• Text provided
§ §

For the past few months, closing your deal with investors was your end point. At times, it looked like a big, locked door, and at others, it was a light at the end of a tunnel.
But now you’re there. And you’re not alone. Your new investors are here too. Dusting down their jackets. They’re excited — in fact, they’re beaming at you, waiting for you to make the next move.
You’ve built a budding relationship with these people. There’s no limit to where it could go — they could become the best mentors you ever had, could commit to further funding that boosts your startup to a national scale. So help this new relationship reach its full, unpredictable potential by nurturing it. Send exciting, informative messages that bring investors into your fold and give them the opportunity to enrich your company with their insights.
Here’s your guide to how to schedule, style and structure regular written updates to investors, in a way that brings them right into your team.
Choose your schedule and stick to it (mostly)
Consistent updates shows your calculated, giving investors confidence in your ability to organize and communicate, while fueling their interest in your products and team with new tidbits of info. For most startups, it’ll make sense to settle on a monthly update.
- Weekly is too often. Some events occur on a weekly basis, but sticking to such a frequent update won’t give you the chance to put these events in context with other changes.
- Investors may have questions to ask or ways they can help you, and waiting much longer than a month before updating means you run the risk of missing their timely insight.
- Events, metrics, achievements, asks — all are pretty crucial development. Don’t let them go off the boil and lose the sense of urgency in your relationships with investors.
Once you’ve developed a monthly rhythm, you can be more spontaneous. Send a candid video from your team or an unexpected piece of press. As Austin Allan, founder of Tio Gazpacho, says: “If someone doesn’t want to hear from you, they’re going to say they don’t want to hear from you.” Go into your new relationship assuming the best — respect your investor’s time but treat them as someone who wants to be in the loop.
Get your timing down and then you can start tackling your tone.
How should your updates actually sound?
“Write like you talk”
In his essay “Write Like You Talk,” Paul Graham says “Informal language is the athletic clothing of ideas.” He means that by speaking in your normal voice and using the vocabulary and rhythm that comes naturally to you, you put yourself in a better state of readiness to react to challenges and seize opportunities.
But while you want to write as you talk, you also want to emphasize certain qualities. Here’s how you can elevate your “athletic clothing” to impress your message onto investors’ minds.
- Be concise. Never ever say something in 10 words you could say in 5.
- Be authoritative. Even if the update is asking for help, you’re still the captain of this ship. The onus is on you to know what your KPIs are showing, admit mistakes and proactively talk about needs you have.
- Be open. As Mike Del Ponte, founder and CEO of Soma says: “The most important aspect of an investor update is honesty, which means sharing both the good and the bad. This gives investors the information they need to help.” Honestly about what’s challenging builds your credibility about everything else.
Once you’ve laid out the expectations for when you’ll send updates and you’ve developed your unique tone, you can focus on content.
Here are the four basic sections every update should include:
- A summary to set the scene.
- Cash flow and most important KPIs so that your financial and performance health is clear.
- Product updates in context showing how you’re evolving based on what you’ve learned from your audience.
- Team talk to immerse the investor in your kickass culture.

§ §

• Data extract
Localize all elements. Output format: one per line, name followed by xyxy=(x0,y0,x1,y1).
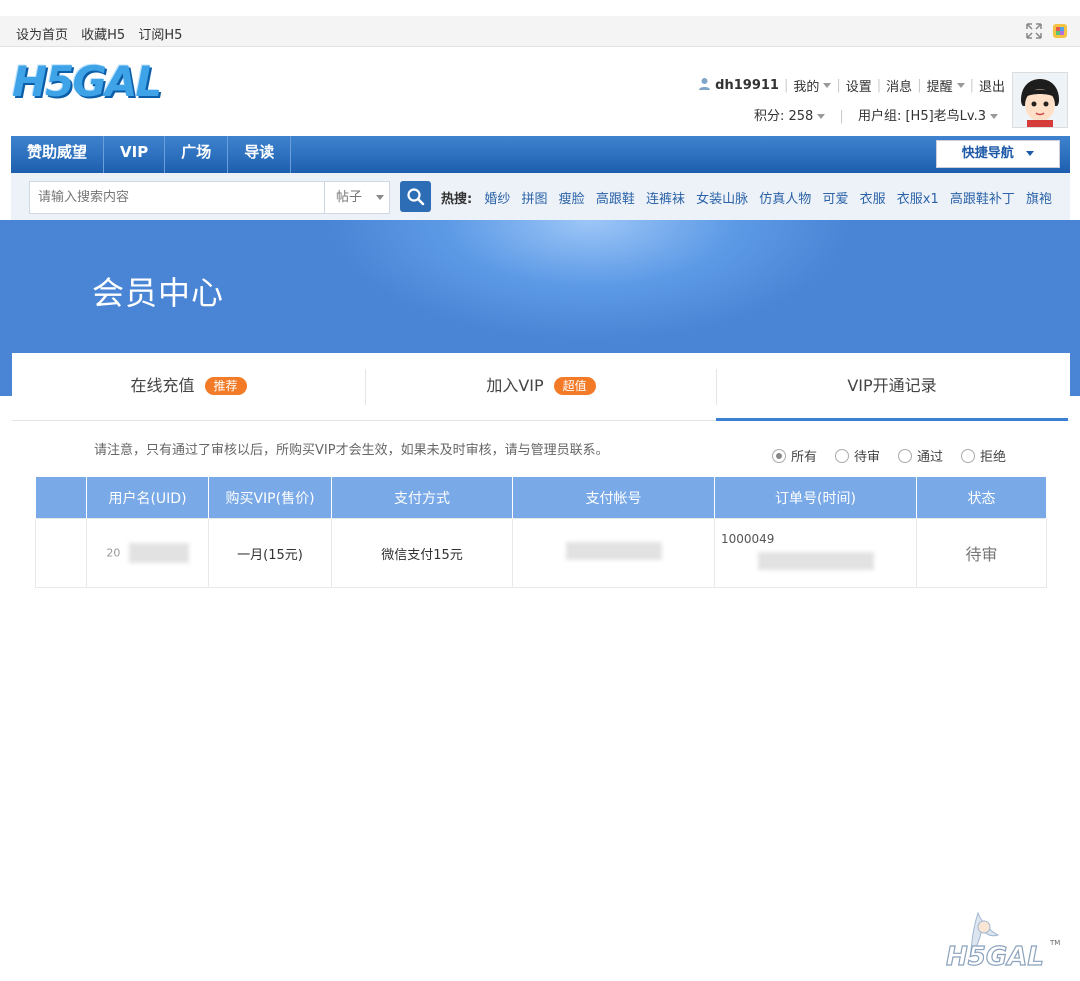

§ §

Could you carry on the guide to writing investor updates from the point where it stops?

• Task answer
We’ll dig into each section and give you some ideas for what to include that you can adapt to your unique company.
Set the scene with a summary
Just like any piece of writing, it’s tough to launch into the hear tof the message without setting the scene a bit first. A summary should be the first paragraph of your update.
You can use it in several ways:
- Simply to lay out what you’ll discuss in the letter, like a table of contents.
- To pick out a moment that happened with your team this month that sums up the themes of the update.
- If you have a major question or ask this month, to lead with that up-front. It’ll give investors the chance to get thinking about how they can help and view the rest of your update in that light.
Remember, investors may be getting updates from many companies in a single month. Set the stage to help them hone in.
Be bold with cash flow and KPIs up front
“This one is the most important one in my opinion,” says Charles Hudson, Venture Partner at SoftTech VC, “and should always be an above-the-fold item in the summary. Giving investors a sense for how the company has performed in the past 90 days helps smooth out monthly variations and gives investors a sense for how burn is trending.”
- Cash flow. Cash flow is a barometer for your business’ health. Provide figures for net revenue, cost of goods sold, and your ending cash for the month.
- KPIs. Try digging in to one KPI in particular. Monthly customers, shelf velocity, MRR, reviews and referrals — whatever you’re trying to grow this month — show your recent month-over-month growth and explain why this is a win (or a challenge) for your team. You can even make it visual. Use a tool (like Baremetrics or Chart Mogul) to present your data in an easily digestible form.
- Needs and asks. Right up front, alert investors if you’re low on cash or you anticipate the need for further fundraising soon. This furthers the honesty you’re practicing in your update tone.
Once you’ve talked about your cash status and KPIs in previous updates, investors will be able to judge their ROI in context with previous months.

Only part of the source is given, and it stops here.